Transcribe the entries below exactly; leave every image out.
-- Start Source material --
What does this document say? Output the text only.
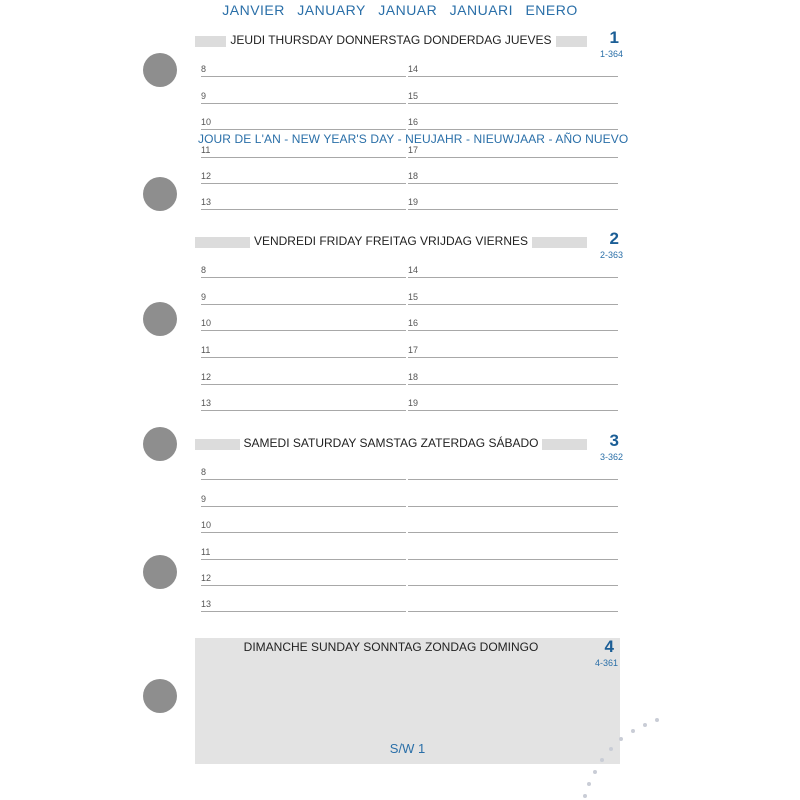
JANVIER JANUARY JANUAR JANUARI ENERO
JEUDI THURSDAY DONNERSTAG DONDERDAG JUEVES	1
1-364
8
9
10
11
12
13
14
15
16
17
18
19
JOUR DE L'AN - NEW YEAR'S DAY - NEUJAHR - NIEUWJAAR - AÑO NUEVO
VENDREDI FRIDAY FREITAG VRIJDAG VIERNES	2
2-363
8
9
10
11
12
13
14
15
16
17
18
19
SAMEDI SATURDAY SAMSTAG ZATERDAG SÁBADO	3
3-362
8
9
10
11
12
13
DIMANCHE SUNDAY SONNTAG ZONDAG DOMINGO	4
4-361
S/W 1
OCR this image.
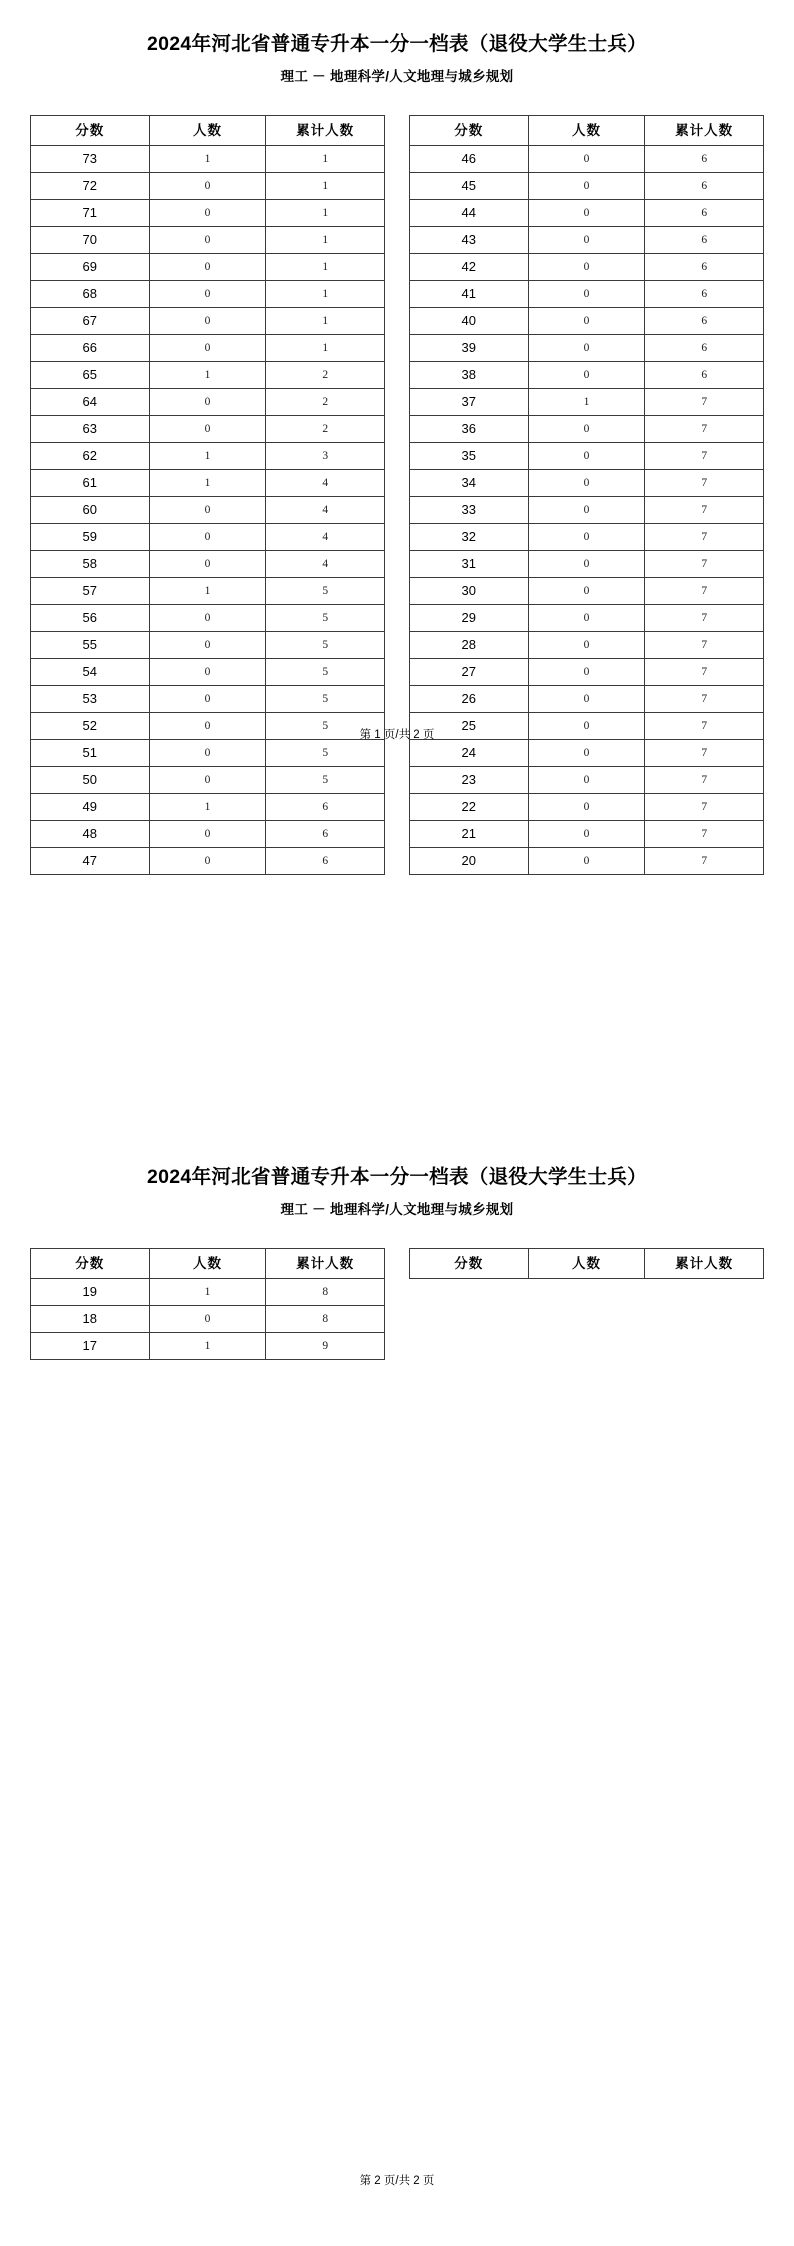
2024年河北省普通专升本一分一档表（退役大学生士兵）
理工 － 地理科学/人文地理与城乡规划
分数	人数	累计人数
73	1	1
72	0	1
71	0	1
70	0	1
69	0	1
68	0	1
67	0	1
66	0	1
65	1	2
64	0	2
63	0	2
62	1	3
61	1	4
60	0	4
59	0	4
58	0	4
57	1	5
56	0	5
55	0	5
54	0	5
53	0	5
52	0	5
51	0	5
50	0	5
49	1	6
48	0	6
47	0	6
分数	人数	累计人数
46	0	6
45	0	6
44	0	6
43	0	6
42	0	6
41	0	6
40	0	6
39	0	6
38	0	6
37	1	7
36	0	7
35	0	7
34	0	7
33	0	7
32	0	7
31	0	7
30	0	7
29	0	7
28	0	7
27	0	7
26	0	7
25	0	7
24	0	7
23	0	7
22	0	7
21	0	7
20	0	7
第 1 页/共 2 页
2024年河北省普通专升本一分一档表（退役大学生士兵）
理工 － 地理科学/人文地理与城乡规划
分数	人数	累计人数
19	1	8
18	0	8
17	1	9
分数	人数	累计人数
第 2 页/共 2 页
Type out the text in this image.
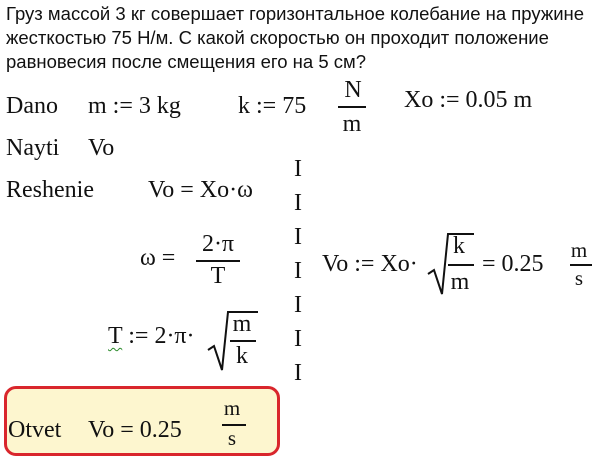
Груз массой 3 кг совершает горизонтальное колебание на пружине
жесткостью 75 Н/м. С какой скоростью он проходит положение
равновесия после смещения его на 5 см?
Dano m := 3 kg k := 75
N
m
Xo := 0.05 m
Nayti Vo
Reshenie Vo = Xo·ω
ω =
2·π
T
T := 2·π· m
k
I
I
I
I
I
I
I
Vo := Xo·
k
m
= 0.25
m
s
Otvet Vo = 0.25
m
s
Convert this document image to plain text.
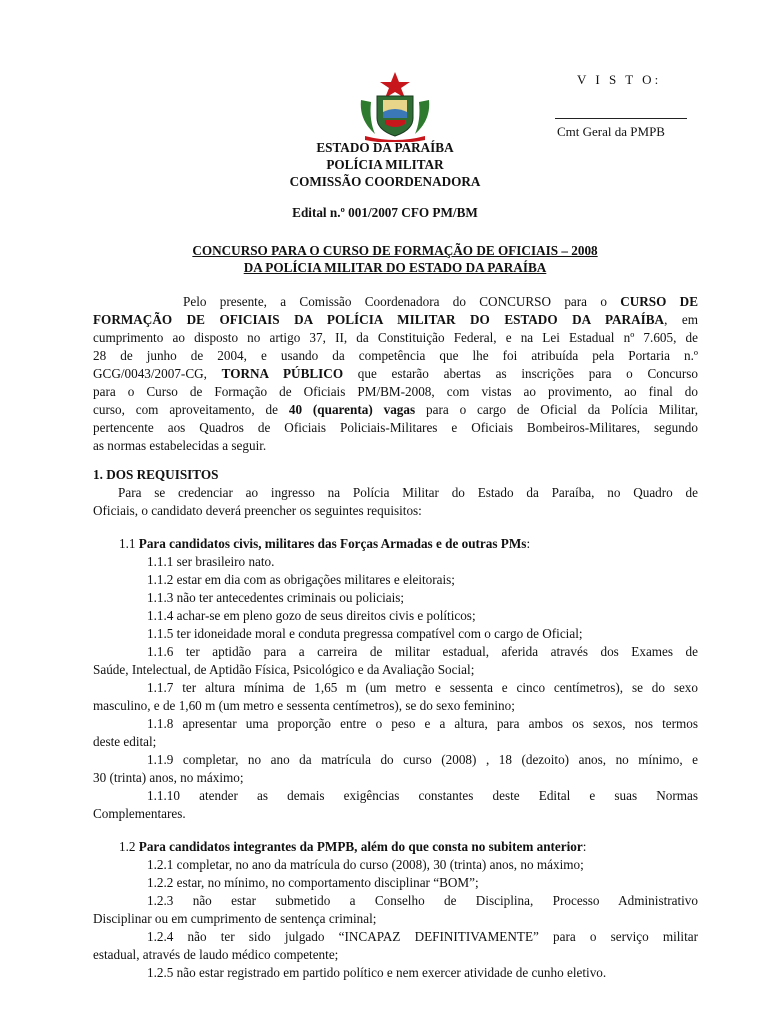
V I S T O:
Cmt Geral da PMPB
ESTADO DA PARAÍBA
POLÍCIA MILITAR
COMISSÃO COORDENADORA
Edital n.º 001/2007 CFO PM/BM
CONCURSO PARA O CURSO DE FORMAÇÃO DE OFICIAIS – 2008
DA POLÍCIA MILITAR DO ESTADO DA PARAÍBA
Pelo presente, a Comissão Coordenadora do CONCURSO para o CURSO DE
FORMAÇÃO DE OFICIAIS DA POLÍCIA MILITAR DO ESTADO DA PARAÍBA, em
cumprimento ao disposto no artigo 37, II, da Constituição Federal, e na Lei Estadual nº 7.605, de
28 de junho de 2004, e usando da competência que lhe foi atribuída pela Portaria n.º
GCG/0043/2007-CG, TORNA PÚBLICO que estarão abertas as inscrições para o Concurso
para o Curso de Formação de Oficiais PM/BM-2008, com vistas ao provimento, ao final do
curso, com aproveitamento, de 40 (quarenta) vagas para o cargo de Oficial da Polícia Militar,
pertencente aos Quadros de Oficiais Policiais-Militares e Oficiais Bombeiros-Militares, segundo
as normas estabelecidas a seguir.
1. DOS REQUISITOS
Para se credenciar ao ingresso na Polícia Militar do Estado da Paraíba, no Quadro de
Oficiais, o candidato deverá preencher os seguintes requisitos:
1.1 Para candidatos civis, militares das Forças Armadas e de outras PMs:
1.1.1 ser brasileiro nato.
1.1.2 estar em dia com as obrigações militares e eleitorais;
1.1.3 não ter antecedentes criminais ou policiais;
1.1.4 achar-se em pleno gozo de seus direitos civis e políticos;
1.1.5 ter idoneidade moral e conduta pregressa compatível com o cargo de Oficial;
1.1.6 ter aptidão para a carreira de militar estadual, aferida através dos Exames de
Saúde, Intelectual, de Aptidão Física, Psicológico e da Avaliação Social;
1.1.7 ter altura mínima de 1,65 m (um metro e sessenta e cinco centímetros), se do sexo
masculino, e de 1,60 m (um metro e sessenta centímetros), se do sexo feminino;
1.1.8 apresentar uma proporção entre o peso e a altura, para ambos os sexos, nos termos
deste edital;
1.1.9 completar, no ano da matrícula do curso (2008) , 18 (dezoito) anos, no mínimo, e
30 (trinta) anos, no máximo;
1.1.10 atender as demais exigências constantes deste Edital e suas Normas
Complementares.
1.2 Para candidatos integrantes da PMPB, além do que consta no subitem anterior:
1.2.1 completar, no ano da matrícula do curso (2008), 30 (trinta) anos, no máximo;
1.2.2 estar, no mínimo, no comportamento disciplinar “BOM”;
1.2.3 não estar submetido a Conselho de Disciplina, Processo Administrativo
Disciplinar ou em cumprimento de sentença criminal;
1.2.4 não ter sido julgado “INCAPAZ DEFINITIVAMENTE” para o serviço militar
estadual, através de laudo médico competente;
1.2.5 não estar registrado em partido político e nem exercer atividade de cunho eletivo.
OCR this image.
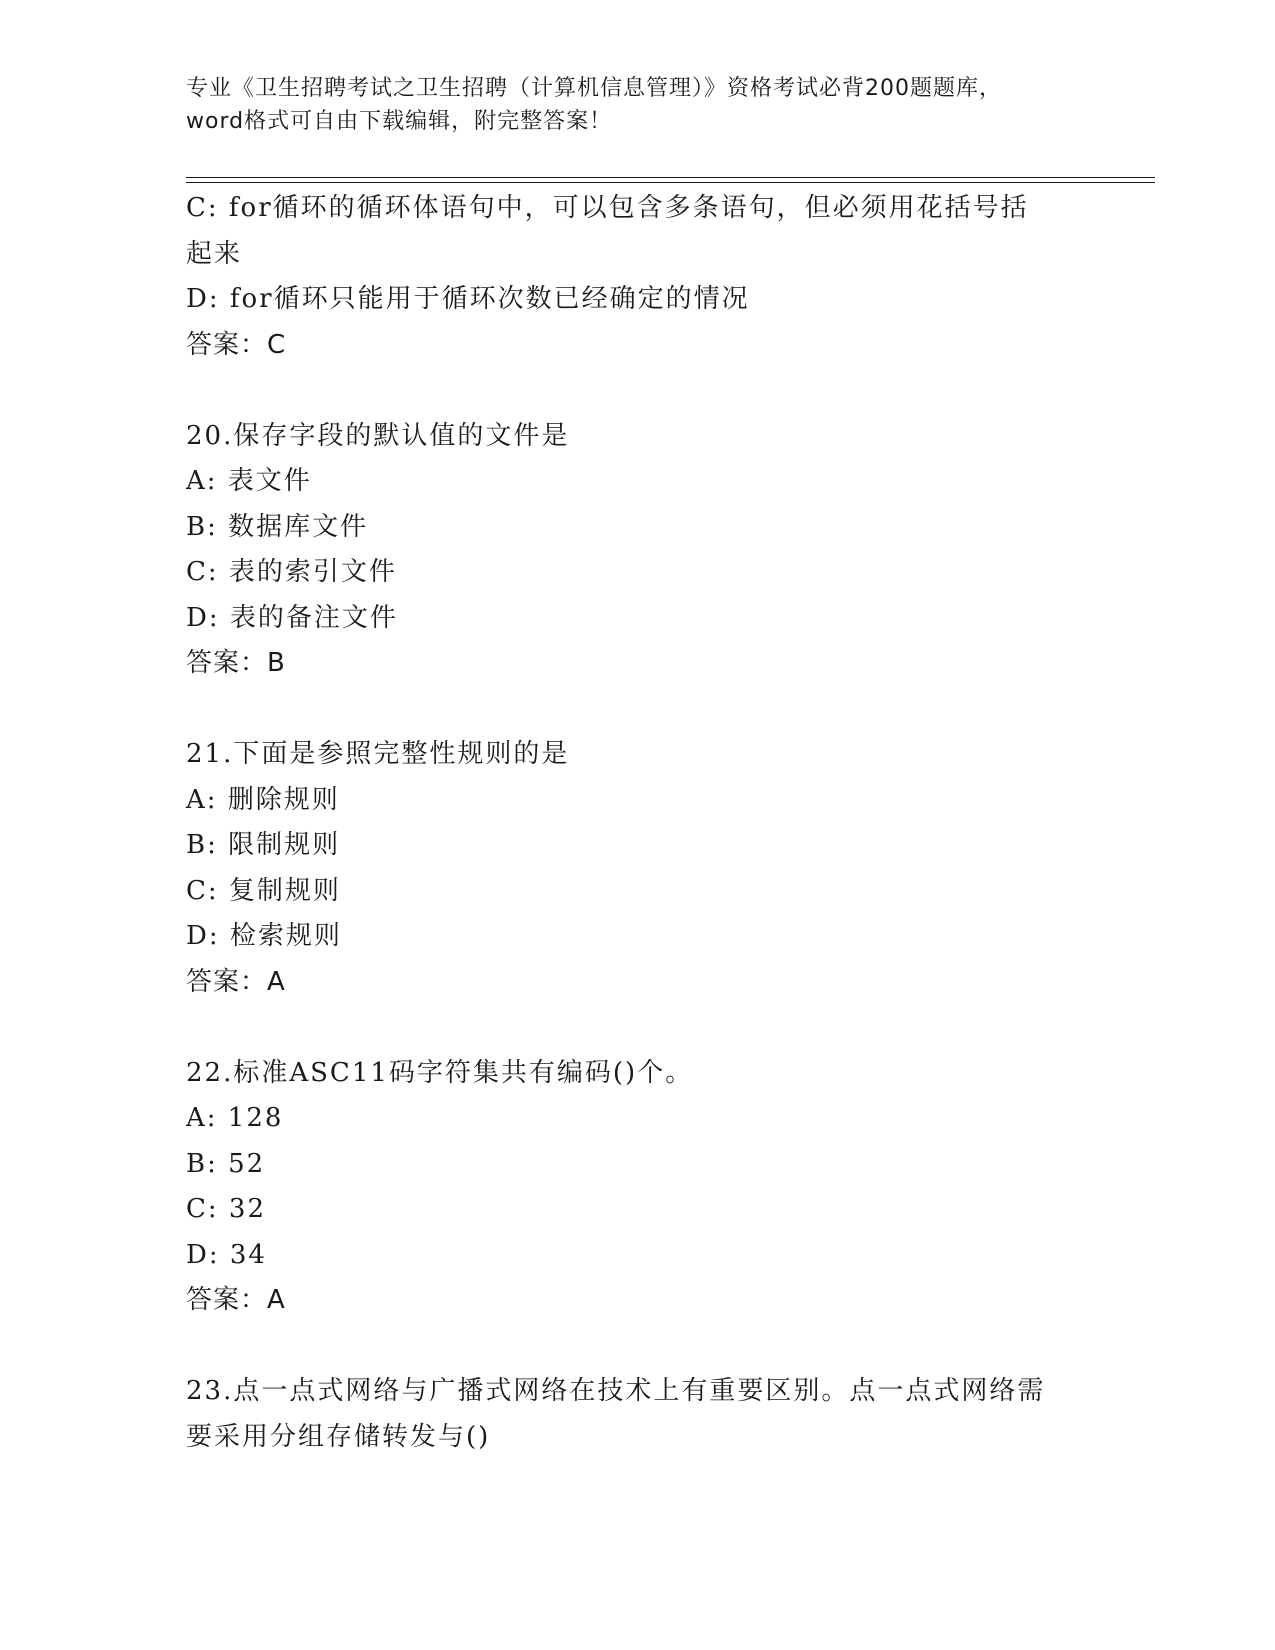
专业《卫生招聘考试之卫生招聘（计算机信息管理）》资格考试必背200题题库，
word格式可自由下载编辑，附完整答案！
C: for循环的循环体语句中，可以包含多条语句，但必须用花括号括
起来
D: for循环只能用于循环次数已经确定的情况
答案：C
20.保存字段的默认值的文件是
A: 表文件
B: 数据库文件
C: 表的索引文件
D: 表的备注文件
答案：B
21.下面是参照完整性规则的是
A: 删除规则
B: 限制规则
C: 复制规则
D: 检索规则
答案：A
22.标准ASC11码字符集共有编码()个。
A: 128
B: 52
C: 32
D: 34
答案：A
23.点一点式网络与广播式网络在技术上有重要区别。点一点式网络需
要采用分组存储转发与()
-- End Source material --
**Expected answer:**
What does this document say? Output the text only.
JANVIER JANUARY JANUAR JANUARI ENERO
JEUDI THURSDAY DONNERSTAG DONDERDAG JUEVES	1
1-364
8
9
10
11
12
13
14
15
16
17
18
19
JOUR DE L'AN - NEW YEAR'S DAY - NEUJAHR - NIEUWJAAR - AÑO NUEVO
VENDREDI FRIDAY FREITAG VRIJDAG VIERNES	2
2-363
8
9
10
11
12
13
14
15
16
17
18
19
SAMEDI SATURDAY SAMSTAG ZATERDAG SÁBADO	3
3-362
8
9
10
11
12
13
DIMANCHE SUNDAY SONNTAG ZONDAG DOMINGO	4
4-361
S/W 1
OCR this image.
2024年河北省普通专升本一分一档表（退役大学生士兵）
理工 － 地理科学/人文地理与城乡规划
分数	人数	累计人数
73	1	1
72	0	1
71	0	1
70	0	1
69	0	1
68	0	1
67	0	1
66	0	1
65	1	2
64	0	2
63	0	2
62	1	3
61	1	4
60	0	4
59	0	4
58	0	4
57	1	5
56	0	5
55	0	5
54	0	5
53	0	5
52	0	5
51	0	5
50	0	5
49	1	6
48	0	6
47	0	6
分数	人数	累计人数
46	0	6
45	0	6
44	0	6
43	0	6
42	0	6
41	0	6
40	0	6
39	0	6
38	0	6
37	1	7
36	0	7
35	0	7
34	0	7
33	0	7
32	0	7
31	0	7
30	0	7
29	0	7
28	0	7
27	0	7
26	0	7
25	0	7
24	0	7
23	0	7
22	0	7
21	0	7
20	0	7
第 1 页/共 2 页
2024年河北省普通专升本一分一档表（退役大学生士兵）
理工 － 地理科学/人文地理与城乡规划
分数	人数	累计人数
19	1	8
18	0	8
17	1	9
分数	人数	累计人数
第 2 页/共 2 页
Type out the text in this image.
Груз массой 3 кг совершает горизонтальное колебание на пружине
жесткостью 75 Н/м. С какой скоростью он проходит положение
равновесия после смещения его на 5 см?
Dano m := 3 kg k := 75
N
m
Xo := 0.05 m
Nayti Vo
Reshenie Vo = Xo·ω
ω =
2·π
T
T := 2·π· m
k
I
I
I
I
I
I
I
Vo := Xo·
k
m
= 0.25
m
s
Otvet Vo = 0.25
m
s
Convert this document image to plain text.
V I S T O:
Cmt Geral da PMPB
ESTADO DA PARAÍBA
POLÍCIA MILITAR
COMISSÃO COORDENADORA
Edital n.º 001/2007 CFO PM/BM
CONCURSO PARA O CURSO DE FORMAÇÃO DE OFICIAIS – 2008
DA POLÍCIA MILITAR DO ESTADO DA PARAÍBA
Pelo presente, a Comissão Coordenadora do CONCURSO para o CURSO DE
FORMAÇÃO DE OFICIAIS DA POLÍCIA MILITAR DO ESTADO DA PARAÍBA, em
cumprimento ao disposto no artigo 37, II, da Constituição Federal, e na Lei Estadual nº 7.605, de
28 de junho de 2004, e usando da competência que lhe foi atribuída pela Portaria n.º
GCG/0043/2007-CG, TORNA PÚBLICO que estarão abertas as inscrições para o Concurso
para o Curso de Formação de Oficiais PM/BM-2008, com vistas ao provimento, ao final do
curso, com aproveitamento, de 40 (quarenta) vagas para o cargo de Oficial da Polícia Militar,
pertencente aos Quadros de Oficiais Policiais-Militares e Oficiais Bombeiros-Militares, segundo
as normas estabelecidas a seguir.
1. DOS REQUISITOS
Para se credenciar ao ingresso na Polícia Militar do Estado da Paraíba, no Quadro de
Oficiais, o candidato deverá preencher os seguintes requisitos:
1.1 Para candidatos civis, militares das Forças Armadas e de outras PMs:
1.1.1 ser brasileiro nato.
1.1.2 estar em dia com as obrigações militares e eleitorais;
1.1.3 não ter antecedentes criminais ou policiais;
1.1.4 achar-se em pleno gozo de seus direitos civis e políticos;
1.1.5 ter idoneidade moral e conduta pregressa compatível com o cargo de Oficial;
1.1.6 ter aptidão para a carreira de militar estadual, aferida através dos Exames de
Saúde, Intelectual, de Aptidão Física, Psicológico e da Avaliação Social;
1.1.7 ter altura mínima de 1,65 m (um metro e sessenta e cinco centímetros), se do sexo
masculino, e de 1,60 m (um metro e sessenta centímetros), se do sexo feminino;
1.1.8 apresentar uma proporção entre o peso e a altura, para ambos os sexos, nos termos
deste edital;
1.1.9 completar, no ano da matrícula do curso (2008) , 18 (dezoito) anos, no mínimo, e
30 (trinta) anos, no máximo;
1.1.10 atender as demais exigências constantes deste Edital e suas Normas
Complementares.
1.2 Para candidatos integrantes da PMPB, além do que consta no subitem anterior:
1.2.1 completar, no ano da matrícula do curso (2008), 30 (trinta) anos, no máximo;
1.2.2 estar, no mínimo, no comportamento disciplinar “BOM”;
1.2.3 não estar submetido a Conselho de Disciplina, Processo Administrativo
Disciplinar ou em cumprimento de sentença criminal;
1.2.4 não ter sido julgado “INCAPAZ DEFINITIVAMENTE” para o serviço militar
estadual, através de laudo médico competente;
1.2.5 não estar registrado em partido político e nem exercer atividade de cunho eletivo.
OCR this image.
专业《卫生招聘考试之卫生招聘（计算机信息管理）》资格考试必背200题题库，
word格式可自由下载编辑，附完整答案！
C: for循环的循环体语句中，可以包含多条语句，但必须用花括号括
起来
D: for循环只能用于循环次数已经确定的情况
答案：C
20.保存字段的默认值的文件是
A: 表文件
B: 数据库文件
C: 表的索引文件
D: 表的备注文件
答案：B
21.下面是参照完整性规则的是
A: 删除规则
B: 限制规则
C: 复制规则
D: 检索规则
答案：A
22.标准ASC11码字符集共有编码()个。
A: 128
B: 52
C: 32
D: 34
答案：A
23.点一点式网络与广播式网络在技术上有重要区别。点一点式网络需
要采用分组存储转发与()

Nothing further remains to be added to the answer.